▶ [Work to be completed] List each line of the data that holds the string "name", please.

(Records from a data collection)
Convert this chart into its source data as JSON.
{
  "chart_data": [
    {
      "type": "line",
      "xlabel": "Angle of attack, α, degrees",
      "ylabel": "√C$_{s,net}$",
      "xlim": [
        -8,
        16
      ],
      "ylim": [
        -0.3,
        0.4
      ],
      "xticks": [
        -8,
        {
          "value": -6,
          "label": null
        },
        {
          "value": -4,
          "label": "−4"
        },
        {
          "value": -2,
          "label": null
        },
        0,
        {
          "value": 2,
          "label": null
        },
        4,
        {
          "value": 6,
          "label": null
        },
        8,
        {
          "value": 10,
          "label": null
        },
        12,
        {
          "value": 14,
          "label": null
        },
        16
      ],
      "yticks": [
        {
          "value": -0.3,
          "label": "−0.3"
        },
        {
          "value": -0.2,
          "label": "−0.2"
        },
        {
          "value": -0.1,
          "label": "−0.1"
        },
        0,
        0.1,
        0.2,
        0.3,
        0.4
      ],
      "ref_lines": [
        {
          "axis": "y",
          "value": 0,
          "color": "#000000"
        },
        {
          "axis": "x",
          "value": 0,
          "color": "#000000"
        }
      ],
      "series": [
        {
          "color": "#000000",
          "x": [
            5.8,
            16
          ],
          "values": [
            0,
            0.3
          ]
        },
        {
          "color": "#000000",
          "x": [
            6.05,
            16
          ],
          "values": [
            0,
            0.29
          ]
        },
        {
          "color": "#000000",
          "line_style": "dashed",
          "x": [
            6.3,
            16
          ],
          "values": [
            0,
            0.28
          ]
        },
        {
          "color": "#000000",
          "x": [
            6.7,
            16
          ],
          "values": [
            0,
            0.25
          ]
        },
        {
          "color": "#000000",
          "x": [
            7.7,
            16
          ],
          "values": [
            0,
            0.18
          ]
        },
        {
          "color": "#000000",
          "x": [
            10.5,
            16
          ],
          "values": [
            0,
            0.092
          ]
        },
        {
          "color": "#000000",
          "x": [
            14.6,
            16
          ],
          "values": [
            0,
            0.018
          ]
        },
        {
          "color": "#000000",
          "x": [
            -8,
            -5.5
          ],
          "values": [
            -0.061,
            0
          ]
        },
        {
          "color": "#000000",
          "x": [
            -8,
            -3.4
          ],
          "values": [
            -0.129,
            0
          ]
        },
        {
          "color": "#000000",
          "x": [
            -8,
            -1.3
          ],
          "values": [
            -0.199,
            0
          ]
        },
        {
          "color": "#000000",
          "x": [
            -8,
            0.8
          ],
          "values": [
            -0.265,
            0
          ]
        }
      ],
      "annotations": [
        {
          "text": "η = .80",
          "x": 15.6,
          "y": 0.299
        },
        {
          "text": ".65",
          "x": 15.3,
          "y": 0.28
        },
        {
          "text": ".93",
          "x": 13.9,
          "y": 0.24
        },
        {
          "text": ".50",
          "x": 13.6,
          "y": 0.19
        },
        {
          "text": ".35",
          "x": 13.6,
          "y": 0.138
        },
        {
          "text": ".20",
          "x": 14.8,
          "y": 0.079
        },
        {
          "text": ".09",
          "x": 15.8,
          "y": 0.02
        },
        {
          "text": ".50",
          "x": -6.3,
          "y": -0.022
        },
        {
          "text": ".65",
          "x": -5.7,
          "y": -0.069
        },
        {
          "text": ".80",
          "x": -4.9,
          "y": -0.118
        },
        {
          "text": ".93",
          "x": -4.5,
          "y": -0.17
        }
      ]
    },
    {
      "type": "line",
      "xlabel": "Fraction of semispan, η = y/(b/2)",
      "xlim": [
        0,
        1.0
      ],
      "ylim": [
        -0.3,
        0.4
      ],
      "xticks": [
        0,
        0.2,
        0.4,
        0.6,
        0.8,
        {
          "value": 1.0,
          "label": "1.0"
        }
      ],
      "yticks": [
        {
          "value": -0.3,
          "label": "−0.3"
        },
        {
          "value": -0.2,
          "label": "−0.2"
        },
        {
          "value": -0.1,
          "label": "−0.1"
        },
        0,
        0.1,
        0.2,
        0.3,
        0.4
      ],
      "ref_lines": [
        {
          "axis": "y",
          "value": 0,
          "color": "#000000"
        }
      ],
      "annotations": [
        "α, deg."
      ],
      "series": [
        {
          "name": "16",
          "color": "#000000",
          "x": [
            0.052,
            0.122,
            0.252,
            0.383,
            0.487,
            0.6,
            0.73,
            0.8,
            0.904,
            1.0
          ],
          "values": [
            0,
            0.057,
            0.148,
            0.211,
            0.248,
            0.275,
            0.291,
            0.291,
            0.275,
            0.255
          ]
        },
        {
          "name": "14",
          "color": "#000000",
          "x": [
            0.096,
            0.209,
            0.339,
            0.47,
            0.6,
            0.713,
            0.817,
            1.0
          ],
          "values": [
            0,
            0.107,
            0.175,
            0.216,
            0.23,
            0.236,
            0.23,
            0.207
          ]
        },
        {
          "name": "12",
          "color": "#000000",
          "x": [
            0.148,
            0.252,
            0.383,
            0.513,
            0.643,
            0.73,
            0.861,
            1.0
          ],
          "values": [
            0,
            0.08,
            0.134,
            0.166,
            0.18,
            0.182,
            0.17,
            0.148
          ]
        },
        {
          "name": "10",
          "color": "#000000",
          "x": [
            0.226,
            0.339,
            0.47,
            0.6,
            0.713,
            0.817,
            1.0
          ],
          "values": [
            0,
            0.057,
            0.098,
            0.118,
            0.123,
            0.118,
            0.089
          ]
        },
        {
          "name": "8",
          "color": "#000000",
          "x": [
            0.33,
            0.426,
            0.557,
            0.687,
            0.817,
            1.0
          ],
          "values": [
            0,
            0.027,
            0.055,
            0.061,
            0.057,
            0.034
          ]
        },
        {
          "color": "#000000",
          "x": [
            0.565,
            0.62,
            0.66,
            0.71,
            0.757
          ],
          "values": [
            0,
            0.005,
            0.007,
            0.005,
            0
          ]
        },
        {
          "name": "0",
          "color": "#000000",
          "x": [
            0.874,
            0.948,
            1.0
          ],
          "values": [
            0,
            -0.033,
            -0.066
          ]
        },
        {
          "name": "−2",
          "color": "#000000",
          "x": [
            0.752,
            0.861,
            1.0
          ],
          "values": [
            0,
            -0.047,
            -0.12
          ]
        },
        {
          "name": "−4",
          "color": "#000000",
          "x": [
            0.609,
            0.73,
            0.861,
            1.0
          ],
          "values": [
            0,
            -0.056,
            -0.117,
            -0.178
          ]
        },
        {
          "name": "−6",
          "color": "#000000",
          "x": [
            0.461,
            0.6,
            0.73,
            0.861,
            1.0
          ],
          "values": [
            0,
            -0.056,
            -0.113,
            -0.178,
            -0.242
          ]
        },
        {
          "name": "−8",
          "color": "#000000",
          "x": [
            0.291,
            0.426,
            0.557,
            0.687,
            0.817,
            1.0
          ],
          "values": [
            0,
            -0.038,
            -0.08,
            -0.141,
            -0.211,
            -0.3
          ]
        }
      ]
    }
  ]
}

▶ [Correct response]
          "name": "16",
          "name": "14",
          "name": "12",
          "name": "10",
          "name": "8",
          "name": "0",
          "name": "−2",
          "name": "−4",
          "name": "−6",
          "name": "−8",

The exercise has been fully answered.